:: ENTRIES PROVIDED ::
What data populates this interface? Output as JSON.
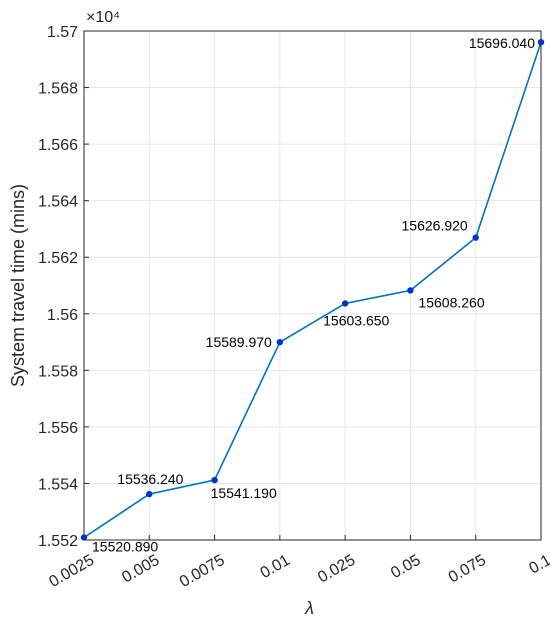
{
  "chart_data": {
    "type": "line",
    "categories": [
      "0.0025",
      "0.005",
      "0.0075",
      "0.01",
      "0.025",
      "0.05",
      "0.075",
      "0.1"
    ],
    "series": [
      {
        "values": [
          15520.89,
          15536.24,
          15541.19,
          15589.97,
          15603.65,
          15608.26,
          15626.92,
          15696.04
        ]
      }
    ],
    "data_labels": [
      "15520.890",
      "15536.240",
      "15541.190",
      "15589.970",
      "15603.650",
      "15608.260",
      "15626.920",
      "15696.040"
    ],
    "xlabel": "λ",
    "ylabel": "System travel time (mins)",
    "y_scale_exponent_label": "×10⁴",
    "y_tick_labels": [
      "1.552",
      "1.554",
      "1.556",
      "1.558",
      "1.56",
      "1.562",
      "1.564",
      "1.566",
      "1.568",
      "1.57"
    ],
    "y_tick_values": [
      15520,
      15540,
      15560,
      15580,
      15600,
      15620,
      15640,
      15660,
      15680,
      15700
    ],
    "ylim": [
      15520,
      15700
    ],
    "grid": true,
    "line_color": "#0072BD",
    "marker_color": "#0033CC"
  }
}
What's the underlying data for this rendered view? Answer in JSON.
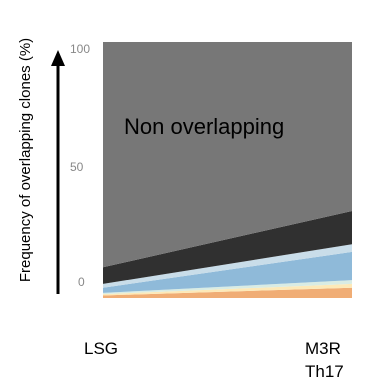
{
  "chart_data": {
    "type": "area",
    "stacked": true,
    "ylabel": "Frequency of overlapping clones (%)",
    "ylim": [
      0,
      100
    ],
    "yticks": [
      "0",
      "50",
      "100"
    ],
    "categories": [
      "LSG",
      "M3R Th17"
    ],
    "category_lines": [
      [
        "LSG"
      ],
      [
        "M3R",
        "Th17"
      ]
    ],
    "annotation": "Non overlapping",
    "series": [
      {
        "values": [
          1.0,
          4.0
        ],
        "color": "#f0ad75"
      },
      {
        "values": [
          0.5,
          1.5
        ],
        "color": "#fde9b8"
      },
      {
        "values": [
          0.5,
          1.5
        ],
        "color": "#d9ece4"
      },
      {
        "values": [
          2.0,
          11.0
        ],
        "color": "#8fbad9"
      },
      {
        "values": [
          1.5,
          3.0
        ],
        "color": "#c9dde9"
      },
      {
        "values": [
          6.5,
          13.0
        ],
        "color": "#303030"
      },
      {
        "values": [
          88.0,
          66.0
        ],
        "color": "#777777"
      }
    ]
  }
}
:::
INSTRUCTIONS TO FOLLOW: Write out every line from the entries where "overlapping" appears.

SOLUTION:
    "ylabel": "Frequency of overlapping clones (%)",
    "annotation": "Non overlapping",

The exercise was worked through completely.